▶ _Your instructions_
All of the data that follows should be retyped exactly, please, except the pictures.

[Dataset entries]
= = = = =

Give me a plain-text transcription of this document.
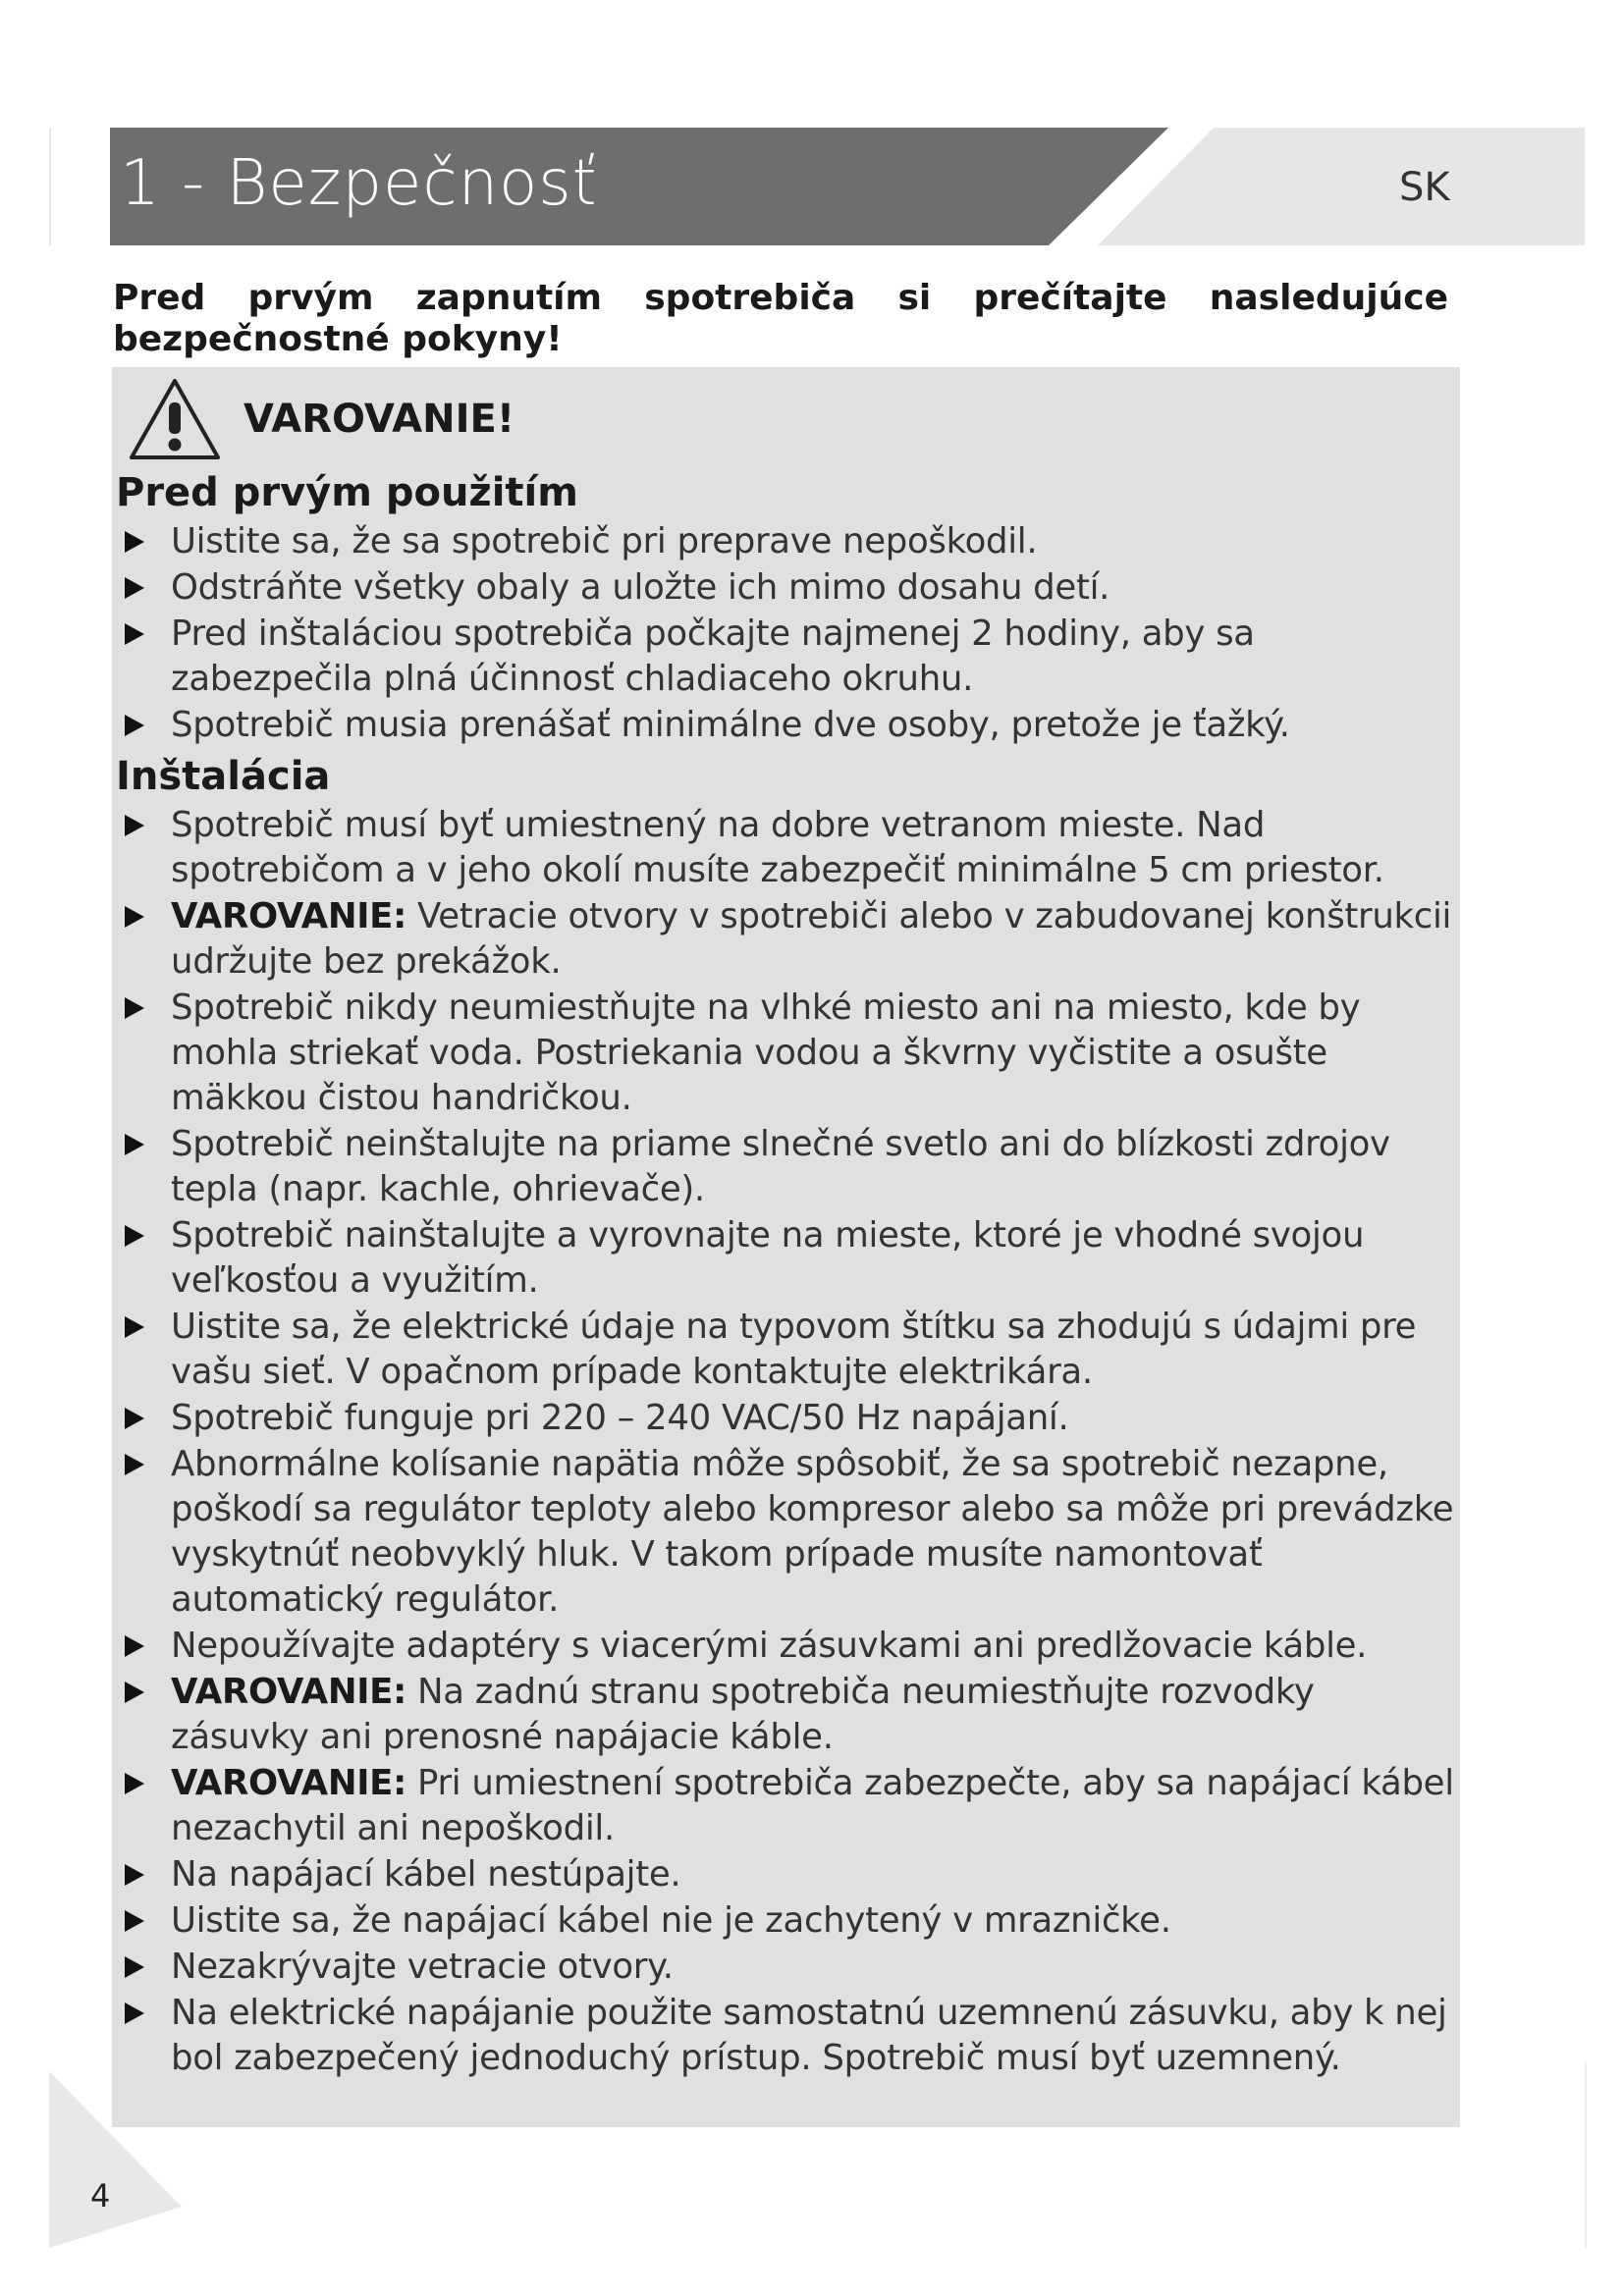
1 - Bezpečnosť	SK
Pred prvým zapnutím spotrebiča si prečítajte nasledujúce bezpečnostné pokyny!
VAROVANIE!
Pred prvým použitím
Uistite sa, že sa spotrebič pri preprave nepoškodil.
Odstráňte všetky obaly a uložte ich mimo dosahu detí.
Pred inštaláciou spotrebiča počkajte najmenej 2 hodiny, aby sa zabezpečila plná účinnosť chladiaceho okruhu.
Spotrebič musia prenášať minimálne dve osoby, pretože je ťažký.
Inštalácia
Spotrebič musí byť umiestnený na dobre vetranom mieste. Nad spotrebičom a v jeho okolí musíte zabezpečiť minimálne 5 cm priestor.
VAROVANIE: Vetracie otvory v spotrebiči alebo v zabudovanej konštrukcii udržujte bez prekážok.
Spotrebič nikdy neumiestňujte na vlhké miesto ani na miesto, kde by mohla striekať voda. Postriekania vodou a škvrny vyčistite a osušte mäkkou čistou handričkou.
Spotrebič neinštalujte na priame slnečné svetlo ani do blízkosti zdrojov tepla (napr. kachle, ohrievače).
Spotrebič nainštalujte a vyrovnajte na mieste, ktoré je vhodné svojou veľkosťou a využitím.
Uistite sa, že elektrické údaje na typovom štítku sa zhodujú s údajmi pre vašu sieť. V opačnom prípade kontaktujte elektrikára.
Spotrebič funguje pri 220 – 240 VAC/50 Hz napájaní.
Abnormálne kolísanie napätia môže spôsobiť, že sa spotrebič nezapne, poškodí sa regulátor teploty alebo kompresor alebo sa môže pri prevádzke vyskytnúť neobvyklý hluk. V takom prípade musíte namontovať automatický regulátor.
Nepoužívajte adaptéry s viacerými zásuvkami ani predlžovacie káble.
VAROVANIE: Na zadnú stranu spotrebiča neumiestňujte rozvodky zásuvky ani prenosné napájacie káble.
VAROVANIE: Pri umiestnení spotrebiča zabezpečte, aby sa napájací kábel nezachytil ani nepoškodil.
Na napájací kábel nestúpajte.
Uistite sa, že napájací kábel nie je zachytený v mrazničke.
Nezakrývajte vetracie otvory.
Na elektrické napájanie použite samostatnú uzemnenú zásuvku, aby k nej bol zabezpečený jednoduchý prístup. Spotrebič musí byť uzemnený.
4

= = = = =

▶ _Answer below_
Give me a plain-text transcription of this document.
1 - Bezpečnosť	SK
Pred prvým zapnutím spotrebiča si prečítajte nasledujúce bezpečnostné pokyny!
VAROVANIE!
Pred prvým použitím
Uistite sa, že sa spotrebič pri preprave nepoškodil.
Odstráňte všetky obaly a uložte ich mimo dosahu detí.
Pred inštaláciou spotrebiča počkajte najmenej 2 hodiny, aby sa zabezpečila plná účinnosť chladiaceho okruhu.
Spotrebič musia prenášať minimálne dve osoby, pretože je ťažký.
Inštalácia
Spotrebič musí byť umiestnený na dobre vetranom mieste. Nad spotrebičom a v jeho okolí musíte zabezpečiť minimálne 5 cm priestor.
VAROVANIE: Vetracie otvory v spotrebiči alebo v zabudovanej konštrukcii udržujte bez prekážok.
Spotrebič nikdy neumiestňujte na vlhké miesto ani na miesto, kde by mohla striekať voda. Postriekania vodou a škvrny vyčistite a osušte mäkkou čistou handričkou.
Spotrebič neinštalujte na priame slnečné svetlo ani do blízkosti zdrojov tepla (napr. kachle, ohrievače).
Spotrebič nainštalujte a vyrovnajte na mieste, ktoré je vhodné svojou veľkosťou a využitím.
Uistite sa, že elektrické údaje na typovom štítku sa zhodujú s údajmi pre vašu sieť. V opačnom prípade kontaktujte elektrikára.
Spotrebič funguje pri 220 – 240 VAC/50 Hz napájaní.
Abnormálne kolísanie napätia môže spôsobiť, že sa spotrebič nezapne, poškodí sa regulátor teploty alebo kompresor alebo sa môže pri prevádzke vyskytnúť neobvyklý hluk. V takom prípade musíte namontovať automatický regulátor.
Nepoužívajte adaptéry s viacerými zásuvkami ani predlžovacie káble.
VAROVANIE: Na zadnú stranu spotrebiča neumiestňujte rozvodky zásuvky ani prenosné napájacie káble.
VAROVANIE: Pri umiestnení spotrebiča zabezpečte, aby sa napájací kábel nezachytil ani nepoškodil.
Na napájací kábel nestúpajte.
Uistite sa, že napájací kábel nie je zachytený v mrazničke.
Nezakrývajte vetracie otvory.
Na elektrické napájanie použite samostatnú uzemnenú zásuvku, aby k nej bol zabezpečený jednoduchý prístup. Spotrebič musí byť uzemnený.
4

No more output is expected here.